WRITTEN INSTRUCTION
Gather the lines that hold the string "Maximum".
* Start *
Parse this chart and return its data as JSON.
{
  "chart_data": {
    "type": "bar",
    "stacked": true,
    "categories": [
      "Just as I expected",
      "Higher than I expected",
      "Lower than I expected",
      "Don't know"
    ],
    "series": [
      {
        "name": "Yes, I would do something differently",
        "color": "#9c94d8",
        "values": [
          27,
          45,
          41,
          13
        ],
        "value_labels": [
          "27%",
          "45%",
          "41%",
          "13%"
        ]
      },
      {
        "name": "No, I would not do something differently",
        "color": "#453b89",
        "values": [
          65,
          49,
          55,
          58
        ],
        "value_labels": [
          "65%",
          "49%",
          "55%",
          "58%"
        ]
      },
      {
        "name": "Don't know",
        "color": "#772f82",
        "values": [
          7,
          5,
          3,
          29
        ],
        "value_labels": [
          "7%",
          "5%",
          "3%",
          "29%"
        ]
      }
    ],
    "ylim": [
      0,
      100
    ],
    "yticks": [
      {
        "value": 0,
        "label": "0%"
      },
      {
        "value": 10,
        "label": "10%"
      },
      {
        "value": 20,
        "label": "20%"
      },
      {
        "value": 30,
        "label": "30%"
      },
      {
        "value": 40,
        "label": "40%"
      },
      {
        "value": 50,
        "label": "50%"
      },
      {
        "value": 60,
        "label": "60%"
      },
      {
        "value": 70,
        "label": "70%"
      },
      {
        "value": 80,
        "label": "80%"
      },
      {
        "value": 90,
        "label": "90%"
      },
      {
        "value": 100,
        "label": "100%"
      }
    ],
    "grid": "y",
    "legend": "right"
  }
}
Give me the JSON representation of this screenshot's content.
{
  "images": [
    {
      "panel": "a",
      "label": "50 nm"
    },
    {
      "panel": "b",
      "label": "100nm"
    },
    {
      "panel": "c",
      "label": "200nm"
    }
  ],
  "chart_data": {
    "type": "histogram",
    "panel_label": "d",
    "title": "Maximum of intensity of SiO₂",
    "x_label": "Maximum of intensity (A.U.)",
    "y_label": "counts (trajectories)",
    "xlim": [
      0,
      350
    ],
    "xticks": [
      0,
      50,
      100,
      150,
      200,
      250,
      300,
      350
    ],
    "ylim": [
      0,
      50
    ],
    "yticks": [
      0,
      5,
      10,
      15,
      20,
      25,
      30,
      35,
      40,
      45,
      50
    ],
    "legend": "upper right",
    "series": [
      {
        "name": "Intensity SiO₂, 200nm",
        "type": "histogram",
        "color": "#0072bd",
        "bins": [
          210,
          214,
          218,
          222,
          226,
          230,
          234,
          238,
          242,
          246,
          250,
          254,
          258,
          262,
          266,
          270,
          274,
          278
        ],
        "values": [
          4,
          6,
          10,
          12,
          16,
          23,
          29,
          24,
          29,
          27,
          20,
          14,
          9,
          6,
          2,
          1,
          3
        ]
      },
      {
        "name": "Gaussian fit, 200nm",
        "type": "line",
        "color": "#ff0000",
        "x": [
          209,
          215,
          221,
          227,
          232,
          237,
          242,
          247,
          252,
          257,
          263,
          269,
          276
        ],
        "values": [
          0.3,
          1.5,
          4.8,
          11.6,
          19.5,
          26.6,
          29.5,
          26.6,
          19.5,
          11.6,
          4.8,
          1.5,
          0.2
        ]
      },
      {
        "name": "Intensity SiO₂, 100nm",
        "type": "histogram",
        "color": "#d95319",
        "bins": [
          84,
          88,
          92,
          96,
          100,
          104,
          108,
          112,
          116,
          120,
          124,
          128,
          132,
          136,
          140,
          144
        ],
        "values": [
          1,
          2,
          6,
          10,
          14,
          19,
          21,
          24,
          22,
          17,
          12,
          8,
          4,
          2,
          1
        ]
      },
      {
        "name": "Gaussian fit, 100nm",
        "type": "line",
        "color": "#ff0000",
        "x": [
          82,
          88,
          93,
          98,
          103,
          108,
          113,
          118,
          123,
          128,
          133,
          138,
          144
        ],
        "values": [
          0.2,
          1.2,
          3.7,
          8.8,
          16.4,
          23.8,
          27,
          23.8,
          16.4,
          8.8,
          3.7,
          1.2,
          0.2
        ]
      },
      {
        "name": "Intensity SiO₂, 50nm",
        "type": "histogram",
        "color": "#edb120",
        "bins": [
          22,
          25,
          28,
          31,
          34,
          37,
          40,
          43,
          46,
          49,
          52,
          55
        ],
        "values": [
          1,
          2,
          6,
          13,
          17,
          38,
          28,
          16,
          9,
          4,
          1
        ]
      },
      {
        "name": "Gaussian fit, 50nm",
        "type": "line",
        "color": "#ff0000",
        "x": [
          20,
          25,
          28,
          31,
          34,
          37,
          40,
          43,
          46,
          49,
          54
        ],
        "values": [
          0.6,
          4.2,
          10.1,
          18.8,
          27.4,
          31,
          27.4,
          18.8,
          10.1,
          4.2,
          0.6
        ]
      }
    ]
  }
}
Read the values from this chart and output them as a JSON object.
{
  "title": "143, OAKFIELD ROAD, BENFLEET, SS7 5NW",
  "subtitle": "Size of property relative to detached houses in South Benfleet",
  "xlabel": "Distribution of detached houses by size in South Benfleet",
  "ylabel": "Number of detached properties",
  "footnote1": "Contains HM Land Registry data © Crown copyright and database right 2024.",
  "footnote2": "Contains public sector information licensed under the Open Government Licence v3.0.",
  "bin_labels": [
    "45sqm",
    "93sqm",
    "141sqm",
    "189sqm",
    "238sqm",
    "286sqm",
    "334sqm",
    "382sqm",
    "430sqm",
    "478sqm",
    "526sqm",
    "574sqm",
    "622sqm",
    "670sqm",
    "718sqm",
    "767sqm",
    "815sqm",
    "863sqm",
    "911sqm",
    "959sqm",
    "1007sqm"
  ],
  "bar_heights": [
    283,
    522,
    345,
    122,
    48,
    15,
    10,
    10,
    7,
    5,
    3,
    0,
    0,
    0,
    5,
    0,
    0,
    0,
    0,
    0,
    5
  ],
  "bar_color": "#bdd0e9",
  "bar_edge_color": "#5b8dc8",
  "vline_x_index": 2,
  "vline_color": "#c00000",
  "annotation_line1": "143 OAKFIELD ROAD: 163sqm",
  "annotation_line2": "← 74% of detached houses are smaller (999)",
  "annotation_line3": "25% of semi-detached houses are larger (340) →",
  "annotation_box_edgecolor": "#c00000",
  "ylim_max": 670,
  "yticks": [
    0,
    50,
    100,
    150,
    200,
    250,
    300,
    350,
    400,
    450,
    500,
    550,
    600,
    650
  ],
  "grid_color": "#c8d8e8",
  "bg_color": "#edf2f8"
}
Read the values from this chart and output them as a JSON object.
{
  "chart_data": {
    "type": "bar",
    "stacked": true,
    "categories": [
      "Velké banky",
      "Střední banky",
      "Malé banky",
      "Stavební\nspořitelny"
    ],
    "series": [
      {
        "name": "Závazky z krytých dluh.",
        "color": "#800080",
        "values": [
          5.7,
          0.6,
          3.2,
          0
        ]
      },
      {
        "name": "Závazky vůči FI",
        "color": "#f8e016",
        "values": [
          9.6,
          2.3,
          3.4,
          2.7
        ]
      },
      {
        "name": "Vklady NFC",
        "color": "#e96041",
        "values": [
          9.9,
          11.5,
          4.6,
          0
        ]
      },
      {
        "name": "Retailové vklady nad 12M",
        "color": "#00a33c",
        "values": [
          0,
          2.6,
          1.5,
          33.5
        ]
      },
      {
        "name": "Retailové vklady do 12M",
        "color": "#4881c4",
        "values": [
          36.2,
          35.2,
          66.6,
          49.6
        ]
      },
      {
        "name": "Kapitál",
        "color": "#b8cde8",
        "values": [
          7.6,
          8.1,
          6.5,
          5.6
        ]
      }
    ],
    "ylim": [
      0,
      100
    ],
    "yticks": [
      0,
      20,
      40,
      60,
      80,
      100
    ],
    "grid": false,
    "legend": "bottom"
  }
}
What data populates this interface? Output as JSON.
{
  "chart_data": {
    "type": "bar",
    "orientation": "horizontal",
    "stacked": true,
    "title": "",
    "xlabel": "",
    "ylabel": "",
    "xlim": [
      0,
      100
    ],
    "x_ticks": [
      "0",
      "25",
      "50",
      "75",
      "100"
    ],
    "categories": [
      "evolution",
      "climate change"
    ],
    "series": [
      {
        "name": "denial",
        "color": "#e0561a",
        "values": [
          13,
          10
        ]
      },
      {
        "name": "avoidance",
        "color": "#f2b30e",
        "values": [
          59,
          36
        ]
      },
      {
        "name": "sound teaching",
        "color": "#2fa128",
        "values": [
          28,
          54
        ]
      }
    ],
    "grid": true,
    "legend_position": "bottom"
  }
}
* End *
SOLUTION FOR THIS EXERCISE
    "title": "Maximum of intensity of SiO₂",
    "x_label": "Maximum of intensity (A.U.)",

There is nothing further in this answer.